▶ **Data entries**:
++++++++++++++++++++
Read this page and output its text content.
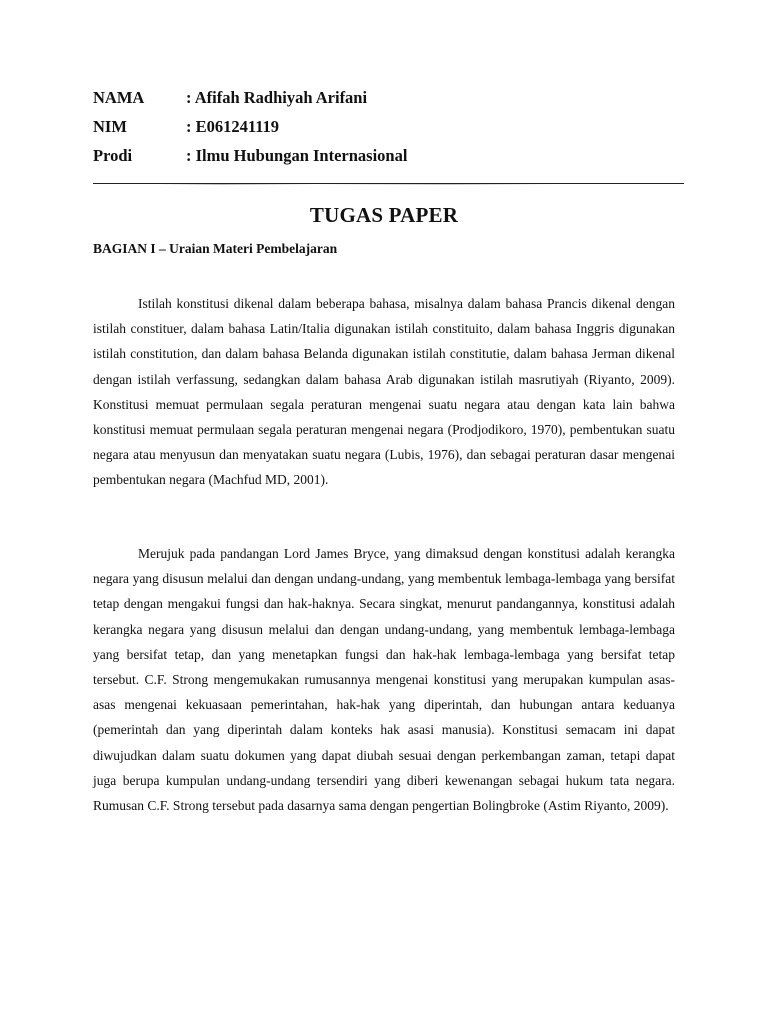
NAMA	: Afifah Radhiyah Arifani
NIM	: E061241119
Prodi	: Ilmu Hubungan Internasional
TUGAS PAPER
BAGIAN I – Uraian Materi Pembelajaran

Istilah konstitusi dikenal dalam beberapa bahasa, misalnya dalam bahasa Prancis dikenal dengan istilah constituer, dalam bahasa Latin/Italia digunakan istilah constituito, dalam bahasa Inggris digunakan istilah constitution, dan dalam bahasa Belanda digunakan istilah constitutie, dalam bahasa Jerman dikenal dengan istilah verfassung, sedangkan dalam bahasa Arab digunakan istilah masrutiyah (Riyanto, 2009). Konstitusi memuat permulaan segala peraturan mengenai suatu negara atau dengan kata lain bahwa konstitusi memuat permulaan segala peraturan mengenai negara (Prodjodikoro, 1970), pembentukan suatu negara atau menyusun dan menyatakan suatu negara (Lubis, 1976), dan sebagai peraturan dasar mengenai pembentukan negara (Machfud MD, 2001).

Merujuk pada pandangan Lord James Bryce, yang dimaksud dengan konstitusi adalah kerangka negara yang disusun melalui dan dengan undang-undang, yang membentuk lembaga-lembaga yang bersifat tetap dengan mengakui fungsi dan hak-haknya. Secara singkat, menurut pandangannya, konstitusi adalah kerangka negara yang disusun melalui dan dengan undang-undang, yang membentuk lembaga-lembaga yang bersifat tetap, dan yang menetapkan fungsi dan hak-hak lembaga-lembaga yang bersifat tetap tersebut. C.F. Strong mengemukakan rumusannya mengenai konstitusi yang merupakan kumpulan asas-asas mengenai kekuasaan pemerintahan, hak-hak yang diperintah, dan hubungan antara keduanya (pemerintah dan yang diperintah dalam konteks hak asasi manusia). Konstitusi semacam ini dapat diwujudkan dalam suatu dokumen yang dapat diubah sesuai dengan perkembangan zaman, tetapi dapat juga berupa kumpulan undang-undang tersendiri yang diberi kewenangan sebagai hukum tata negara. Rumusan C.F. Strong tersebut pada dasarnya sama dengan pengertian Bolingbroke (Astim Riyanto, 2009).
++++++++++++++++++++
▶ **DIRECTION**:
Print out the whole of the material word for word, without pictures.

▶ **SOLUTION TO THIS PROBLEM**:
Read this page and output its text content.
NAMA	: Afifah Radhiyah Arifani
NIM	: E061241119
Prodi	: Ilmu Hubungan Internasional
TUGAS PAPER
BAGIAN I – Uraian Materi Pembelajaran

Istilah konstitusi dikenal dalam beberapa bahasa, misalnya dalam bahasa Prancis dikenal dengan istilah constituer, dalam bahasa Latin/Italia digunakan istilah constituito, dalam bahasa Inggris digunakan istilah constitution, dan dalam bahasa Belanda digunakan istilah constitutie, dalam bahasa Jerman dikenal dengan istilah verfassung, sedangkan dalam bahasa Arab digunakan istilah masrutiyah (Riyanto, 2009). Konstitusi memuat permulaan segala peraturan mengenai suatu negara atau dengan kata lain bahwa konstitusi memuat permulaan segala peraturan mengenai negara (Prodjodikoro, 1970), pembentukan suatu negara atau menyusun dan menyatakan suatu negara (Lubis, 1976), dan sebagai peraturan dasar mengenai pembentukan negara (Machfud MD, 2001).

Merujuk pada pandangan Lord James Bryce, yang dimaksud dengan konstitusi adalah kerangka negara yang disusun melalui dan dengan undang-undang, yang membentuk lembaga-lembaga yang bersifat tetap dengan mengakui fungsi dan hak-haknya. Secara singkat, menurut pandangannya, konstitusi adalah kerangka negara yang disusun melalui dan dengan undang-undang, yang membentuk lembaga-lembaga yang bersifat tetap, dan yang menetapkan fungsi dan hak-hak lembaga-lembaga yang bersifat tetap tersebut. C.F. Strong mengemukakan rumusannya mengenai konstitusi yang merupakan kumpulan asas-asas mengenai kekuasaan pemerintahan, hak-hak yang diperintah, dan hubungan antara keduanya (pemerintah dan yang diperintah dalam konteks hak asasi manusia). Konstitusi semacam ini dapat diwujudkan dalam suatu dokumen yang dapat diubah sesuai dengan perkembangan zaman, tetapi dapat juga berupa kumpulan undang-undang tersendiri yang diberi kewenangan sebagai hukum tata negara. Rumusan C.F. Strong tersebut pada dasarnya sama dengan pengertian Bolingbroke (Astim Riyanto, 2009).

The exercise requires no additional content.